**Task details**
Write out all entries word for word.

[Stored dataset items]
□ □ □ □ □ □ □

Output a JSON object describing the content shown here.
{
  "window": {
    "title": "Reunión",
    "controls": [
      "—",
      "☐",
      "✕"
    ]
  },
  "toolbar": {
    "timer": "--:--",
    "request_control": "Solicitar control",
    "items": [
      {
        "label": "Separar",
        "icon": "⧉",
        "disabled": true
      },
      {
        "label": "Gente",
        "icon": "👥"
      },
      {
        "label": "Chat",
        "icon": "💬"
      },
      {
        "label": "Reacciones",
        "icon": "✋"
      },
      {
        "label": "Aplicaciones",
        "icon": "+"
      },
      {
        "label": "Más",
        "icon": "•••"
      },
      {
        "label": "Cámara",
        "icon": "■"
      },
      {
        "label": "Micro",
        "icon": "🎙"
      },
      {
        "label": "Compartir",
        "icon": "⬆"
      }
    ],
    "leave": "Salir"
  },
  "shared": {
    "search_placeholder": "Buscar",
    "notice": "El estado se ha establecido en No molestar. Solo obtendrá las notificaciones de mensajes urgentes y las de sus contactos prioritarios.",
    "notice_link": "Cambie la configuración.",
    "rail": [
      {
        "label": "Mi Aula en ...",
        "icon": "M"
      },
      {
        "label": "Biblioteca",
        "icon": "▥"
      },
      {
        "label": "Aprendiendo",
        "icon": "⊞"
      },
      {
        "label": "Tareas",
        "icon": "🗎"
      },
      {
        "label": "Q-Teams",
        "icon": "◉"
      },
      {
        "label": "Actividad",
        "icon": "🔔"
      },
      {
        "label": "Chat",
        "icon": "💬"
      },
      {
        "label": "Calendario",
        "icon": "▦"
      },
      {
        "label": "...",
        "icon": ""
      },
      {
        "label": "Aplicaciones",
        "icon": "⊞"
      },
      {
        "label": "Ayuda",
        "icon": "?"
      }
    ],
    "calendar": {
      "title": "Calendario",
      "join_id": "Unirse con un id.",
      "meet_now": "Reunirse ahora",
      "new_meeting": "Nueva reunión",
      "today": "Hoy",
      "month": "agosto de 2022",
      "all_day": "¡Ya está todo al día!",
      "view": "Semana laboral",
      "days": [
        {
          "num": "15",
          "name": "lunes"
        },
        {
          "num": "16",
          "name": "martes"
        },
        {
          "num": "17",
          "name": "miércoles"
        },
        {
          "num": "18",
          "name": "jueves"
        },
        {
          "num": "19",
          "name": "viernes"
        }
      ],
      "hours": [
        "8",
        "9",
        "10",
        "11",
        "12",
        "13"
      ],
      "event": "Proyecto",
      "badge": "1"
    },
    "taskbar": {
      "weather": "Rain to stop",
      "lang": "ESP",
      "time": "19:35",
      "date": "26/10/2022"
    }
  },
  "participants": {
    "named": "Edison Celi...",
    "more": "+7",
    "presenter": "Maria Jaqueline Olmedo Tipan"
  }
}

□ □ □ □ □ □ □

**Problem solution**
Output a JSON object describing the content shown here.
{
  "window": {
    "title": "Reunión",
    "controls": [
      "—",
      "☐",
      "✕"
    ]
  },
  "toolbar": {
    "timer": "--:--",
    "request_control": "Solicitar control",
    "items": [
      {
        "label": "Separar",
        "icon": "⧉",
        "disabled": true
      },
      {
        "label": "Gente",
        "icon": "👥"
      },
      {
        "label": "Chat",
        "icon": "💬"
      },
      {
        "label": "Reacciones",
        "icon": "✋"
      },
      {
        "label": "Aplicaciones",
        "icon": "+"
      },
      {
        "label": "Más",
        "icon": "•••"
      },
      {
        "label": "Cámara",
        "icon": "■"
      },
      {
        "label": "Micro",
        "icon": "🎙"
      },
      {
        "label": "Compartir",
        "icon": "⬆"
      }
    ],
    "leave": "Salir"
  },
  "shared": {
    "search_placeholder": "Buscar",
    "notice": "El estado se ha establecido en No molestar. Solo obtendrá las notificaciones de mensajes urgentes y las de sus contactos prioritarios.",
    "notice_link": "Cambie la configuración.",
    "rail": [
      {
        "label": "Mi Aula en ...",
        "icon": "M"
      },
      {
        "label": "Biblioteca",
        "icon": "▥"
      },
      {
        "label": "Aprendiendo",
        "icon": "⊞"
      },
      {
        "label": "Tareas",
        "icon": "🗎"
      },
      {
        "label": "Q-Teams",
        "icon": "◉"
      },
      {
        "label": "Actividad",
        "icon": "🔔"
      },
      {
        "label": "Chat",
        "icon": "💬"
      },
      {
        "label": "Calendario",
        "icon": "▦"
      },
      {
        "label": "...",
        "icon": ""
      },
      {
        "label": "Aplicaciones",
        "icon": "⊞"
      },
      {
        "label": "Ayuda",
        "icon": "?"
      }
    ],
    "calendar": {
      "title": "Calendario",
      "join_id": "Unirse con un id.",
      "meet_now": "Reunirse ahora",
      "new_meeting": "Nueva reunión",
      "today": "Hoy",
      "month": "agosto de 2022",
      "all_day": "¡Ya está todo al día!",
      "view": "Semana laboral",
      "days": [
        {
          "num": "15",
          "name": "lunes"
        },
        {
          "num": "16",
          "name": "martes"
        },
        {
          "num": "17",
          "name": "miércoles"
        },
        {
          "num": "18",
          "name": "jueves"
        },
        {
          "num": "19",
          "name": "viernes"
        }
      ],
      "hours": [
        "8",
        "9",
        "10",
        "11",
        "12",
        "13"
      ],
      "event": "Proyecto",
      "badge": "1"
    },
    "taskbar": {
      "weather": "Rain to stop",
      "lang": "ESP",
      "time": "19:35",
      "date": "26/10/2022"
    }
  },
  "participants": {
    "named": "Edison Celi...",
    "more": "+7",
    "presenter": "Maria Jaqueline Olmedo Tipan"
  }
}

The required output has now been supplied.